'''

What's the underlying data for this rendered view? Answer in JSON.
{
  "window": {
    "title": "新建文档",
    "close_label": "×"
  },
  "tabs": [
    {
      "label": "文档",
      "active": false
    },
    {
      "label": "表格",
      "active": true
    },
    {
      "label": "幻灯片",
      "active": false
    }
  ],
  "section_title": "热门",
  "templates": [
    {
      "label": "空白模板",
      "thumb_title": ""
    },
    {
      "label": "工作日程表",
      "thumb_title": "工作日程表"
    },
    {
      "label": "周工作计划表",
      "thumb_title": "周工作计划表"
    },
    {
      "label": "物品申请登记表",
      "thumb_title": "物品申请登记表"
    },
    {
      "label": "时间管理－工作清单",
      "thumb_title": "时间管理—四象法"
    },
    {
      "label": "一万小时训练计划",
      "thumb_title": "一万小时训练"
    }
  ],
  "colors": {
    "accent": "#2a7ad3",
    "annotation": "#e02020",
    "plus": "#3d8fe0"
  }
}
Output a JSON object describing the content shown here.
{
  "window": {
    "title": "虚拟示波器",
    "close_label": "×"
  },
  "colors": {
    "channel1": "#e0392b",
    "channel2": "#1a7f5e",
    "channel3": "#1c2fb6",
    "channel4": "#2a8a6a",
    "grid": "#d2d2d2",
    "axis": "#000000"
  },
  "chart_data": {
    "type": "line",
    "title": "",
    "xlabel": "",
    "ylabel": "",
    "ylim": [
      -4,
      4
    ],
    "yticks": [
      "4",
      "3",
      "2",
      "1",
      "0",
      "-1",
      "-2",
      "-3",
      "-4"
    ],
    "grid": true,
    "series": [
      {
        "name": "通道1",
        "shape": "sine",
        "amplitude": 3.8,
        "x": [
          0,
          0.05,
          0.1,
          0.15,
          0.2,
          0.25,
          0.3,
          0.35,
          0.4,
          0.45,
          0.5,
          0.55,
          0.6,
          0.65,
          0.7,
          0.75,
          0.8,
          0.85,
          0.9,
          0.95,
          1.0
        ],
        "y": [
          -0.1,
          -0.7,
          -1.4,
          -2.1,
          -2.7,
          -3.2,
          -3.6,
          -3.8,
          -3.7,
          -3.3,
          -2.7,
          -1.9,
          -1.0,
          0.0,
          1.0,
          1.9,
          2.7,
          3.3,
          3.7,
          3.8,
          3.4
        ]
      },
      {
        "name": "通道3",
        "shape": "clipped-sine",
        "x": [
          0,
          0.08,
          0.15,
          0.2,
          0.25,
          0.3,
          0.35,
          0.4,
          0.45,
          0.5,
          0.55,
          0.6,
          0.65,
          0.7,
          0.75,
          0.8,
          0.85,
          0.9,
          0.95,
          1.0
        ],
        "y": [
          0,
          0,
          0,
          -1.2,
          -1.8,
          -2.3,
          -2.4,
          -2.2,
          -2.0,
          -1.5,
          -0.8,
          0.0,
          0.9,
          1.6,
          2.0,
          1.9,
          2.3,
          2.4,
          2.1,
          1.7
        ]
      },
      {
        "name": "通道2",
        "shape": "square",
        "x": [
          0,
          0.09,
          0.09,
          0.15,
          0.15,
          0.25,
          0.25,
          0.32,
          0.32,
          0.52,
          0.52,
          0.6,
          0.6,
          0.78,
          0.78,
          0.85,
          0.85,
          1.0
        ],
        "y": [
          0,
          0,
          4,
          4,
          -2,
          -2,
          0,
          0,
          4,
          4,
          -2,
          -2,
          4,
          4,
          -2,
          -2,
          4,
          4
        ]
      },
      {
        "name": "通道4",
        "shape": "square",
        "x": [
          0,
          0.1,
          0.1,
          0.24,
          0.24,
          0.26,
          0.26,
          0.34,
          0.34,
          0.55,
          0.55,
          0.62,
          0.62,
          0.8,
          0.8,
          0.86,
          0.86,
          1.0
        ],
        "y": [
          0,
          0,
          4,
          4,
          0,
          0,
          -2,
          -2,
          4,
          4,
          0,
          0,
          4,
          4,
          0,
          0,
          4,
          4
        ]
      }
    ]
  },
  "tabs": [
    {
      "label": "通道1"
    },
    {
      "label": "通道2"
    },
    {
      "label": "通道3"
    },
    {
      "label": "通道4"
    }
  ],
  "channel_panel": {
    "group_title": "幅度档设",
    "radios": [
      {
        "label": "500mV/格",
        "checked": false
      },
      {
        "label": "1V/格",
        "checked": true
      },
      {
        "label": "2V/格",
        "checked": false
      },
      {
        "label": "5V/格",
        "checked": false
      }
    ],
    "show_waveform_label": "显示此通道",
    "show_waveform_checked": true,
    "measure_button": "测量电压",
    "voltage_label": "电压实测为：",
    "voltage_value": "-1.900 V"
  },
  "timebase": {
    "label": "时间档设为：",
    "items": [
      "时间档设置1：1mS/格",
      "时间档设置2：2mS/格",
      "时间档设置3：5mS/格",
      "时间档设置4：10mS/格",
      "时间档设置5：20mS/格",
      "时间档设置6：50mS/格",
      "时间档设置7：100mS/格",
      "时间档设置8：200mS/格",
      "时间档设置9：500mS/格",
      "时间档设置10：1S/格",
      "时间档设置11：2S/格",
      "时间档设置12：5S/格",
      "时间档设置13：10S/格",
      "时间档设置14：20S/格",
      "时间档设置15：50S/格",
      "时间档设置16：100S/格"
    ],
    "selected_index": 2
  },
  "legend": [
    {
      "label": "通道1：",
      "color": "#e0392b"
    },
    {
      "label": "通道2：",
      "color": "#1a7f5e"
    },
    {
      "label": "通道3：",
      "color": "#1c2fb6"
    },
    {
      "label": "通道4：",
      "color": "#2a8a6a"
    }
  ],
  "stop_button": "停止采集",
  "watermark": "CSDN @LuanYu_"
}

'''
'''

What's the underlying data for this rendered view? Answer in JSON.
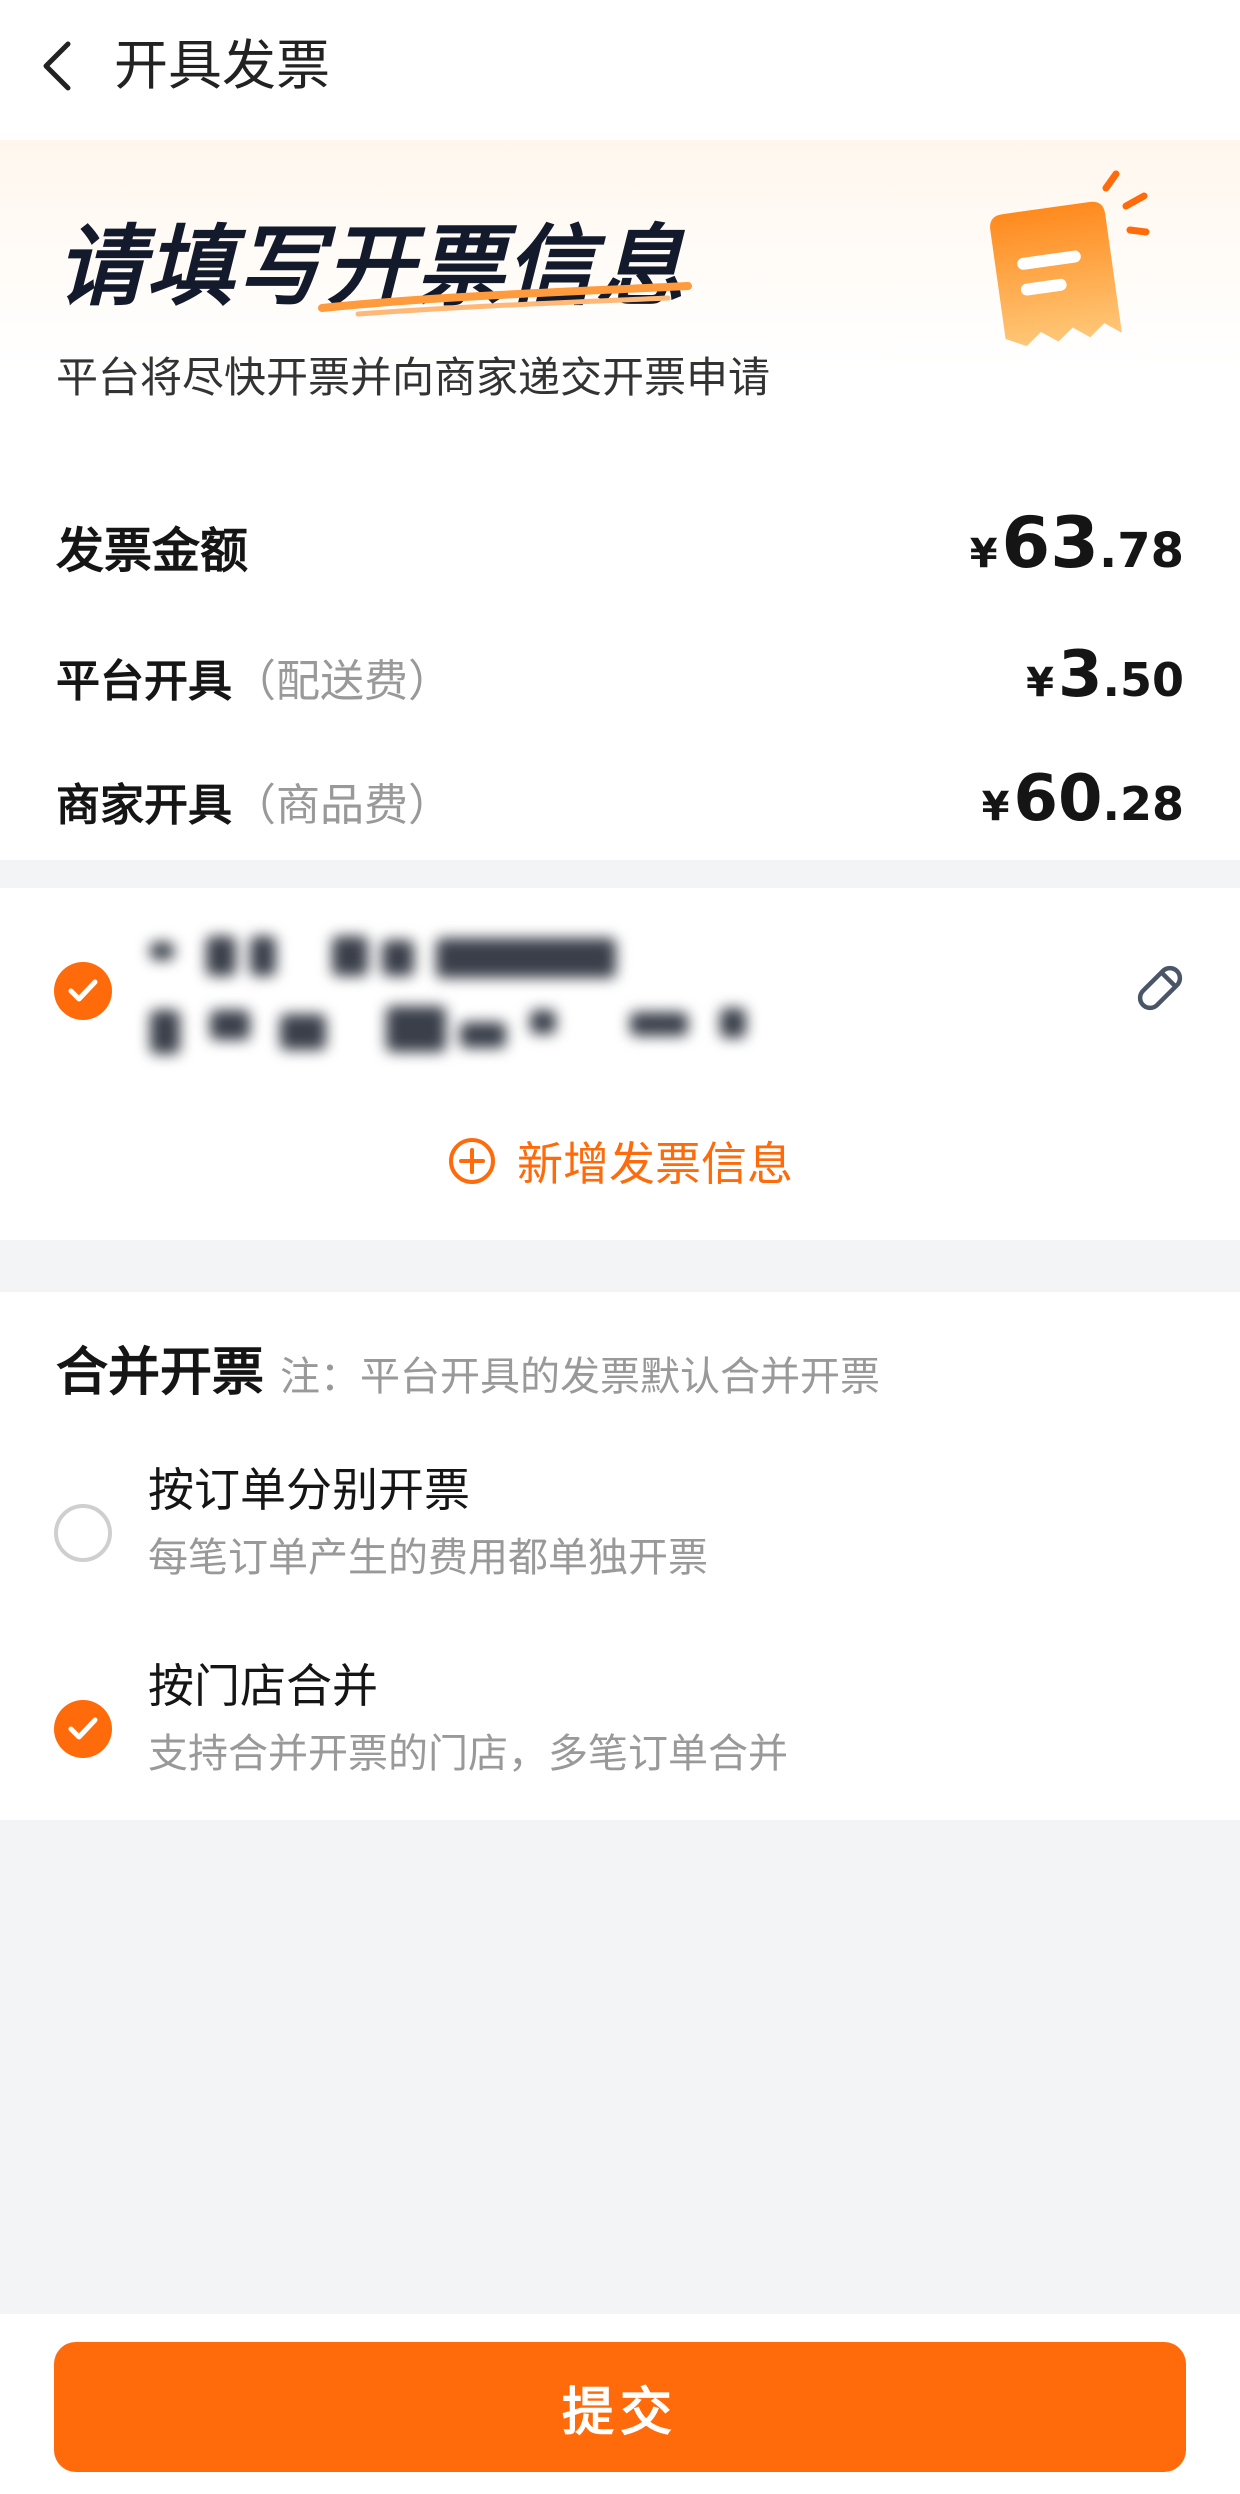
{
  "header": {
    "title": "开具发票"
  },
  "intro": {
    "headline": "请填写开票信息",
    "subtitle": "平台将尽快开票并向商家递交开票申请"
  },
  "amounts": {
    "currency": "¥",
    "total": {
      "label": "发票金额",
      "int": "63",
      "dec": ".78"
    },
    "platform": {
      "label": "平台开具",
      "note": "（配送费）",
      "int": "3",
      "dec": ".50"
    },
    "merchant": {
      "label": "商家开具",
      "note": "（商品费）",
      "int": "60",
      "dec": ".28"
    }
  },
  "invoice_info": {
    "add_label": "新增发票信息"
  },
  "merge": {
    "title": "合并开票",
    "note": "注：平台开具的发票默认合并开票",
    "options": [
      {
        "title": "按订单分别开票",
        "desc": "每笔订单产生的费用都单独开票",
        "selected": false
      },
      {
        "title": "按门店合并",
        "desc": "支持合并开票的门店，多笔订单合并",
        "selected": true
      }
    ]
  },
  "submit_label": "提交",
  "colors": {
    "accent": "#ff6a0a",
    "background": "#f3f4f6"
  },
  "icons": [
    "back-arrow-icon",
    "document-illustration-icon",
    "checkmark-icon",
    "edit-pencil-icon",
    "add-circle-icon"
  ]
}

'''

**GIVEN REQUEST:**
Write down only the number of lines that contain the string "时间管理" in the listing.

**OUTPUT OF THE TASK:**
2